◆ **STATED EXERCISE**
Rewrite the data below, substituting "column" for every "bar" and leaving everything else unchanged.

== EXTRACTED ENTRIES

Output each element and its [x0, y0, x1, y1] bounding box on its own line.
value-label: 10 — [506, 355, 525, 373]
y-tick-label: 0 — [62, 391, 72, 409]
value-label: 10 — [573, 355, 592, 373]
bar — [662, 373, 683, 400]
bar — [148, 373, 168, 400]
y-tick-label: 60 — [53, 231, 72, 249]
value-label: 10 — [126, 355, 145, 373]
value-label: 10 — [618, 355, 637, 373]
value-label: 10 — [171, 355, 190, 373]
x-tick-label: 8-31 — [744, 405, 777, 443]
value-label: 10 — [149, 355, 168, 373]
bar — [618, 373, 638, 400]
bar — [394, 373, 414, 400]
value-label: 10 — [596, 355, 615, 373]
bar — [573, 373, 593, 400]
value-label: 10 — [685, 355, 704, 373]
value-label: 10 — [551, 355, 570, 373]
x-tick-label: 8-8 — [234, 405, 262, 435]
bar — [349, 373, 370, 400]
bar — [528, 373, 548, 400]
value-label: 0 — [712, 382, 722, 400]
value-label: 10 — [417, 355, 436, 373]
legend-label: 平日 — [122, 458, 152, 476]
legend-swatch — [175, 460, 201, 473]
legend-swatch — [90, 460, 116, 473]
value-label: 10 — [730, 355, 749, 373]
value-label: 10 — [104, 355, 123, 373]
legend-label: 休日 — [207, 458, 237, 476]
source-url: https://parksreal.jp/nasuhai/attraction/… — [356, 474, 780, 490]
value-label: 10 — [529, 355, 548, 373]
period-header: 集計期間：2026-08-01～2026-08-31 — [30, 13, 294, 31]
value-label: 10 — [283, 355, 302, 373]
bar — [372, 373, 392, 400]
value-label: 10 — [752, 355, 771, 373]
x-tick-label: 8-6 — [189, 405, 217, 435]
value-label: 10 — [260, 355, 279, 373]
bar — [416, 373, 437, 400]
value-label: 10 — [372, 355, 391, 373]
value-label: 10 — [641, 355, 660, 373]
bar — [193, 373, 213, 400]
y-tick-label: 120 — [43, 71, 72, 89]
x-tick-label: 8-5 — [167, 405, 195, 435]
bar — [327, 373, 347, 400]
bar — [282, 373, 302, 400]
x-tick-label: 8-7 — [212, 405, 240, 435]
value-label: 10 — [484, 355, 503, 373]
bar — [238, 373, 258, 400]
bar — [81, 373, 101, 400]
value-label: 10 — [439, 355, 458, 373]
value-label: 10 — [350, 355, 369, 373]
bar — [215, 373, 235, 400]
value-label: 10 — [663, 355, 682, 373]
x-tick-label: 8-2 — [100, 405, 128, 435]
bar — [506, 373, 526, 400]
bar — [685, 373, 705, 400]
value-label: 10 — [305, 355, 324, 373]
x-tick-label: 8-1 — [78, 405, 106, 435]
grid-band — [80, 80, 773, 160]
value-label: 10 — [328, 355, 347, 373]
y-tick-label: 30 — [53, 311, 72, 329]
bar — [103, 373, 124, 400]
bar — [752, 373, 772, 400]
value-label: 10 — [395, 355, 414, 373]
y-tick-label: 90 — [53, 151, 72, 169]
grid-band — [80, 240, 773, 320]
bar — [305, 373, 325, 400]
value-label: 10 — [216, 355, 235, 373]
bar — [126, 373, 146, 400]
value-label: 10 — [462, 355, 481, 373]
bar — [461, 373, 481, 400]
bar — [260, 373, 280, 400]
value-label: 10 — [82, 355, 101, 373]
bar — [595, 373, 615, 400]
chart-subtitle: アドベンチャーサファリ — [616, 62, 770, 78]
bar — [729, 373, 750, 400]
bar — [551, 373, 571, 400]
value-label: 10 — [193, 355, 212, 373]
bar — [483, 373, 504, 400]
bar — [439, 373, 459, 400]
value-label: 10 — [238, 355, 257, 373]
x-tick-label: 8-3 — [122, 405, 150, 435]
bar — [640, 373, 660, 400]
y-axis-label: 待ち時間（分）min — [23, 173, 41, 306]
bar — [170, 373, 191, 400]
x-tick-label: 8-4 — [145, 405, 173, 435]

====

◆ **OUTPUT OF THE TASK**
Output each element and its [x0, y0, x1, y1] bounding box on its own line.
value-label: 10 — [506, 355, 525, 373]
y-tick-label: 0 — [62, 391, 72, 409]
value-label: 10 — [573, 355, 592, 373]
column — [662, 373, 683, 400]
column — [148, 373, 168, 400]
y-tick-label: 60 — [53, 231, 72, 249]
value-label: 10 — [126, 355, 145, 373]
value-label: 10 — [618, 355, 637, 373]
value-label: 10 — [171, 355, 190, 373]
x-tick-label: 8-31 — [744, 405, 777, 443]
value-label: 10 — [149, 355, 168, 373]
column — [618, 373, 638, 400]
column — [394, 373, 414, 400]
value-label: 10 — [596, 355, 615, 373]
column — [573, 373, 593, 400]
value-label: 10 — [685, 355, 704, 373]
value-label: 10 — [551, 355, 570, 373]
x-tick-label: 8-8 — [234, 405, 262, 435]
column — [349, 373, 370, 400]
column — [528, 373, 548, 400]
value-label: 0 — [712, 382, 722, 400]
value-label: 10 — [417, 355, 436, 373]
legend-label: 平日 — [122, 458, 152, 476]
legend-swatch — [175, 460, 201, 473]
legend-swatch — [90, 460, 116, 473]
value-label: 10 — [730, 355, 749, 373]
value-label: 10 — [104, 355, 123, 373]
legend-label: 休日 — [207, 458, 237, 476]
source-url: https://parksreal.jp/nasuhai/attraction/… — [356, 474, 780, 490]
value-label: 10 — [529, 355, 548, 373]
period-header: 集計期間：2026-08-01～2026-08-31 — [30, 13, 294, 31]
value-label: 10 — [283, 355, 302, 373]
column — [372, 373, 392, 400]
value-label: 10 — [752, 355, 771, 373]
x-tick-label: 8-6 — [189, 405, 217, 435]
value-label: 10 — [260, 355, 279, 373]
column — [416, 373, 437, 400]
value-label: 10 — [372, 355, 391, 373]
value-label: 10 — [641, 355, 660, 373]
column — [193, 373, 213, 400]
y-tick-label: 120 — [43, 71, 72, 89]
x-tick-label: 8-5 — [167, 405, 195, 435]
column — [327, 373, 347, 400]
column — [282, 373, 302, 400]
x-tick-label: 8-7 — [212, 405, 240, 435]
value-label: 10 — [484, 355, 503, 373]
column — [238, 373, 258, 400]
column — [81, 373, 101, 400]
value-label: 10 — [439, 355, 458, 373]
value-label: 10 — [350, 355, 369, 373]
column — [215, 373, 235, 400]
value-label: 10 — [663, 355, 682, 373]
x-tick-label: 8-2 — [100, 405, 128, 435]
column — [506, 373, 526, 400]
column — [685, 373, 705, 400]
value-label: 10 — [305, 355, 324, 373]
x-tick-label: 8-1 — [78, 405, 106, 435]
grid-band — [80, 80, 773, 160]
value-label: 10 — [328, 355, 347, 373]
y-tick-label: 30 — [53, 311, 72, 329]
column — [103, 373, 124, 400]
column — [752, 373, 772, 400]
value-label: 10 — [395, 355, 414, 373]
y-tick-label: 90 — [53, 151, 72, 169]
grid-band — [80, 240, 773, 320]
column — [305, 373, 325, 400]
value-label: 10 — [216, 355, 235, 373]
column — [126, 373, 146, 400]
value-label: 10 — [462, 355, 481, 373]
column — [461, 373, 481, 400]
column — [260, 373, 280, 400]
value-label: 10 — [82, 355, 101, 373]
column — [595, 373, 615, 400]
chart-subtitle: アドベンチャーサファリ — [616, 62, 770, 78]
column — [729, 373, 750, 400]
column — [551, 373, 571, 400]
value-label: 10 — [193, 355, 212, 373]
column — [483, 373, 504, 400]
column — [439, 373, 459, 400]
value-label: 10 — [238, 355, 257, 373]
x-tick-label: 8-3 — [122, 405, 150, 435]
column — [640, 373, 660, 400]
y-axis-label: 待ち時間（分）min — [23, 173, 41, 306]
column — [170, 373, 191, 400]
x-tick-label: 8-4 — [145, 405, 173, 435]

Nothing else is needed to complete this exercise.